_Instructions for the task:_ Which lines have the string "FMPlayer"? Copy all of them from the entries below.

+ + +

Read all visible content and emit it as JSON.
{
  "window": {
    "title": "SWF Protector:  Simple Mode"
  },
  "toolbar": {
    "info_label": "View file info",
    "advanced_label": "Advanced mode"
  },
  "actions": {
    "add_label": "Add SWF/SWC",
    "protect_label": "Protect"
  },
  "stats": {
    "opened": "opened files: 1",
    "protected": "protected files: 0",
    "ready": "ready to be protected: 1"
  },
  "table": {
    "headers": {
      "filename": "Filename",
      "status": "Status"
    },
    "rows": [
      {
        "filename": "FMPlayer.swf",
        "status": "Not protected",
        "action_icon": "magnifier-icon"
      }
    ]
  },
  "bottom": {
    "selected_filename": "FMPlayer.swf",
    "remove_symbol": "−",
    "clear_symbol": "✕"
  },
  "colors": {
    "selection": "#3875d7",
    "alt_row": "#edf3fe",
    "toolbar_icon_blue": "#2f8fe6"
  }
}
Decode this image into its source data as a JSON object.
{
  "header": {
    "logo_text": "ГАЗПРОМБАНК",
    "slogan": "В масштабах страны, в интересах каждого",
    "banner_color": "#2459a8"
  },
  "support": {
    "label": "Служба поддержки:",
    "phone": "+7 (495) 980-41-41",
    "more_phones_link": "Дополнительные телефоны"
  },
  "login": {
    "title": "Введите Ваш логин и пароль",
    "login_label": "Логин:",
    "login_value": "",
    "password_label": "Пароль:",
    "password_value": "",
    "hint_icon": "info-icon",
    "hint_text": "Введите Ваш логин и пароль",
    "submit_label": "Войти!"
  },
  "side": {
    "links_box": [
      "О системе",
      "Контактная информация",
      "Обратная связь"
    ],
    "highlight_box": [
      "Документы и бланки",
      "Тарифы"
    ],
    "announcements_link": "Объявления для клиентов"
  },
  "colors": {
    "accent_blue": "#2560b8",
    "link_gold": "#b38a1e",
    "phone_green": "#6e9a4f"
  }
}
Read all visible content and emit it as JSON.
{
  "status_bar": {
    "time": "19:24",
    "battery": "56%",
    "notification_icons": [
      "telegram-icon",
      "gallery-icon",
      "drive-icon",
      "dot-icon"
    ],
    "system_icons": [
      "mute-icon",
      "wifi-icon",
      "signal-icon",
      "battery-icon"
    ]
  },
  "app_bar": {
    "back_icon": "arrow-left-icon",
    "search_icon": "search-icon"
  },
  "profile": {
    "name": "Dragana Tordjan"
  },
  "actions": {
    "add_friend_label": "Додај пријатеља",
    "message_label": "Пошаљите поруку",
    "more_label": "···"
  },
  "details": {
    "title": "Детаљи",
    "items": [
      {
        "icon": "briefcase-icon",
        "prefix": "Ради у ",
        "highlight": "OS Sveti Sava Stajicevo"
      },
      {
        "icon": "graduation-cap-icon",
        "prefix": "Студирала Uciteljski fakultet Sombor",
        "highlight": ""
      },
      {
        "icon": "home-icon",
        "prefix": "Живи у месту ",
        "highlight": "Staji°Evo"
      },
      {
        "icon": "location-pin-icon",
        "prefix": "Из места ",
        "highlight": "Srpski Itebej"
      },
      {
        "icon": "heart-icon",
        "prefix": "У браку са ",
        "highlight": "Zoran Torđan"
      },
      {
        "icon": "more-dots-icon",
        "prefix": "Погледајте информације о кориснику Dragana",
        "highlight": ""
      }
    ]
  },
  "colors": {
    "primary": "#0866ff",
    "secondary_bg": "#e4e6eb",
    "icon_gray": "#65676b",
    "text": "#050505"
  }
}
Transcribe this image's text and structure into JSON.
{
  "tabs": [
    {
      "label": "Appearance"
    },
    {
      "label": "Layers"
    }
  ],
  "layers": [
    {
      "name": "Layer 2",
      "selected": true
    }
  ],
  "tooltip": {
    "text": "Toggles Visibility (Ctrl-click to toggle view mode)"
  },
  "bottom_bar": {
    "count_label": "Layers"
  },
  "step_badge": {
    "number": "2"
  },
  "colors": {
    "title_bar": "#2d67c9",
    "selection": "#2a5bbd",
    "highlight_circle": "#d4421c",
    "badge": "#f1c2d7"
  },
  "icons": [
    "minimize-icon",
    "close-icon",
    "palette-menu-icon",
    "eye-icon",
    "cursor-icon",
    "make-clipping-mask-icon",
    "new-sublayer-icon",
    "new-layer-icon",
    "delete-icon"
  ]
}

+ + +

_Solution for this exercise:_
        "filename": "FMPlayer.swf",
    "selected_filename": "FMPlayer.swf",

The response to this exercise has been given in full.